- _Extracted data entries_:
>>>
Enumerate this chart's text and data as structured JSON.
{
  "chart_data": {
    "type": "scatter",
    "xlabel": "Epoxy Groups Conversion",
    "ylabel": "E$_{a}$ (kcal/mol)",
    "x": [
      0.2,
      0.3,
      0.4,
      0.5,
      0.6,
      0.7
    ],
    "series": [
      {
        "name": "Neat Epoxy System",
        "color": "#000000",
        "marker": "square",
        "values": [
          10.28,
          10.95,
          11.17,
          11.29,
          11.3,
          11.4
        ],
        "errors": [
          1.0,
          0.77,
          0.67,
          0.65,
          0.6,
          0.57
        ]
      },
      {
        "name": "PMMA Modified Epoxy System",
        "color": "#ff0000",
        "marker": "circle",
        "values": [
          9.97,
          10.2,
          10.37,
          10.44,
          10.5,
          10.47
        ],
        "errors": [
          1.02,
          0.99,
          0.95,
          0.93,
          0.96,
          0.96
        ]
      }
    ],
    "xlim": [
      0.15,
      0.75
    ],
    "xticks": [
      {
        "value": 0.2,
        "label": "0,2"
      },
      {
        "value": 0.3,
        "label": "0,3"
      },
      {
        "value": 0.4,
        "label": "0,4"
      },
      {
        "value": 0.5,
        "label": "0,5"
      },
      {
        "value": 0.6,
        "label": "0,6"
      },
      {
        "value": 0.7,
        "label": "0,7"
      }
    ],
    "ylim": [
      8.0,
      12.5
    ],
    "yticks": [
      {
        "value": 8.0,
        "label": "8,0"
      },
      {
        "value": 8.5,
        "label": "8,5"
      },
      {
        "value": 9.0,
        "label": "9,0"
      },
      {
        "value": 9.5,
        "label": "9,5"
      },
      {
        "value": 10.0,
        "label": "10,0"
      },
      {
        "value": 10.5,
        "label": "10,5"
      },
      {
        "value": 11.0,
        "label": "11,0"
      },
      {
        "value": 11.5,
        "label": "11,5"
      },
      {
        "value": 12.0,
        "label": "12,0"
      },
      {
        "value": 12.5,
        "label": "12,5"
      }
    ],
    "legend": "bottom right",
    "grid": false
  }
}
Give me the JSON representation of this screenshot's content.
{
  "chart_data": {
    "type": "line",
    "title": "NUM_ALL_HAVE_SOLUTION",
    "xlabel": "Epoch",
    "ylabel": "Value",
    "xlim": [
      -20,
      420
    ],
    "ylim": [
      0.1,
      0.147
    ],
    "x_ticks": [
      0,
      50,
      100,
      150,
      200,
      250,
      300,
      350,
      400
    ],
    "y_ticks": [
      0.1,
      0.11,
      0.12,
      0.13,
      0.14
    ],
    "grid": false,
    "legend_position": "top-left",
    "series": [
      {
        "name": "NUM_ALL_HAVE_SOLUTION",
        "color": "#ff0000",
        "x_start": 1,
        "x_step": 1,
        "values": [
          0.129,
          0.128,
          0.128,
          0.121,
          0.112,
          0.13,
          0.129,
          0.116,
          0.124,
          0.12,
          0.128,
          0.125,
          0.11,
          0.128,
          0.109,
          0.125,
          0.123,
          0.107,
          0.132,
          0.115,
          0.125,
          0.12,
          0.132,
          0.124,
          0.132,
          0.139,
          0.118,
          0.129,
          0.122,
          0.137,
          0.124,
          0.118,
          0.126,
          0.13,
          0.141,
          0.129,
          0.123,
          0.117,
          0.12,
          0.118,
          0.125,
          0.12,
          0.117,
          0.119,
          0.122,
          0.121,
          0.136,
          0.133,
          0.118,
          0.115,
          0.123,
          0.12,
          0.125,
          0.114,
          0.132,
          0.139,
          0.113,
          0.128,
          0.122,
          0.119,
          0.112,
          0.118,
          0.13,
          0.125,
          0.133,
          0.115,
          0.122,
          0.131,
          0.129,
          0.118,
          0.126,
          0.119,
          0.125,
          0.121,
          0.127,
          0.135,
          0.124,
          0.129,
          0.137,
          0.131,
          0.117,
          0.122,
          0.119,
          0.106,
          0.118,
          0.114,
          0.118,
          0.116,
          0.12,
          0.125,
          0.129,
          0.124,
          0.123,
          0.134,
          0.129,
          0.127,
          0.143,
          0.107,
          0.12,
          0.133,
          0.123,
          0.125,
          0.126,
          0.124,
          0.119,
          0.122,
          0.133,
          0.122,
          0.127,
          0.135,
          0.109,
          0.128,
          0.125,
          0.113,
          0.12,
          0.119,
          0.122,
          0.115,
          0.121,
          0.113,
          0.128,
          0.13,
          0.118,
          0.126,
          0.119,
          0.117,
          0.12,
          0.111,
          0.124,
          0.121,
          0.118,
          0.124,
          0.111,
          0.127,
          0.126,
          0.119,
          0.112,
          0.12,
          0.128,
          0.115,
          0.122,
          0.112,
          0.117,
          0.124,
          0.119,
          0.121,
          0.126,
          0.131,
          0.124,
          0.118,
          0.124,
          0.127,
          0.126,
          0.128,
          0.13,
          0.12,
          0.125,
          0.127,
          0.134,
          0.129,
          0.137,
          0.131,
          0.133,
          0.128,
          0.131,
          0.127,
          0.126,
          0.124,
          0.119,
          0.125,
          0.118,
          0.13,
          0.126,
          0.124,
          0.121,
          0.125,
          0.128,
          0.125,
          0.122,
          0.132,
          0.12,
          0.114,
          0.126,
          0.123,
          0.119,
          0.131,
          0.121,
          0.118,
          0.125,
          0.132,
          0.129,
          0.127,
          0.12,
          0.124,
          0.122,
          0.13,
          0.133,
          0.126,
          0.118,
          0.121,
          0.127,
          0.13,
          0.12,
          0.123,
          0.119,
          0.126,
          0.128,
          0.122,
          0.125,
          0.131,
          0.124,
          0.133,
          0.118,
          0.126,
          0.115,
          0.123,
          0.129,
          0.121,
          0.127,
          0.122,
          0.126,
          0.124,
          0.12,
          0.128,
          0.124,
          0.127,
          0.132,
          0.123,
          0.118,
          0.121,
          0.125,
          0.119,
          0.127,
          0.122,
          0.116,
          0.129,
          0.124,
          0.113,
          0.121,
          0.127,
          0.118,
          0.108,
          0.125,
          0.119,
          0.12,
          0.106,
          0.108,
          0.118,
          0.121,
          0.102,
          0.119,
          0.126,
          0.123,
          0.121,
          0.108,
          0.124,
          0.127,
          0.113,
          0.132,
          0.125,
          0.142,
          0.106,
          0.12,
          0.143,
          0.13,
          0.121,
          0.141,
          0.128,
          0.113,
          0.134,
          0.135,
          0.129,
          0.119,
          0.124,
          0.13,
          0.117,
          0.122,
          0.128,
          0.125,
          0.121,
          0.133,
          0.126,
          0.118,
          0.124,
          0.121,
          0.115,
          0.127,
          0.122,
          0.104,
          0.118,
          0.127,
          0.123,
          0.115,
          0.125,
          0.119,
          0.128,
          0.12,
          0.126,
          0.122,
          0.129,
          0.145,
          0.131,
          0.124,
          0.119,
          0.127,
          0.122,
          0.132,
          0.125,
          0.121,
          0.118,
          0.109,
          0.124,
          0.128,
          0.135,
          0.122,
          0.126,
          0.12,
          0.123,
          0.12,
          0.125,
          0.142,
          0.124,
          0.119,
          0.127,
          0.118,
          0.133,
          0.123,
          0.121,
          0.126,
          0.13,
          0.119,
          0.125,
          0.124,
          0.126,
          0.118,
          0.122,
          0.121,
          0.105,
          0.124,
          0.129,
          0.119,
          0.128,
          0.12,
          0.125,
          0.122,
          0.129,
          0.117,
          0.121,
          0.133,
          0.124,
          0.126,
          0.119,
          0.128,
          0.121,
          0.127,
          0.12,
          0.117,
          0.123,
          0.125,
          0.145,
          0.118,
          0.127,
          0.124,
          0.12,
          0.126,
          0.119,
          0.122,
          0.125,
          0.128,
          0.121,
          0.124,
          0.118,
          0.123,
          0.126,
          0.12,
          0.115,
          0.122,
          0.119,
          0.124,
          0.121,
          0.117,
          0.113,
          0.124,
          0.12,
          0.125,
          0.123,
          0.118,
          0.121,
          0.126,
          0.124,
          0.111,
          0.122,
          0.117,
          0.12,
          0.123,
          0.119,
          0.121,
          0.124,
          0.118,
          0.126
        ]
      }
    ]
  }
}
<<<
- _TASK DETAILS_: Check all the records above and select each line where the string "JSON" is found.

- _RESPONSE TO THIS EXERCISE_:
Enumerate this chart's text and data as structured JSON.
Give me the JSON representation of this screenshot's content.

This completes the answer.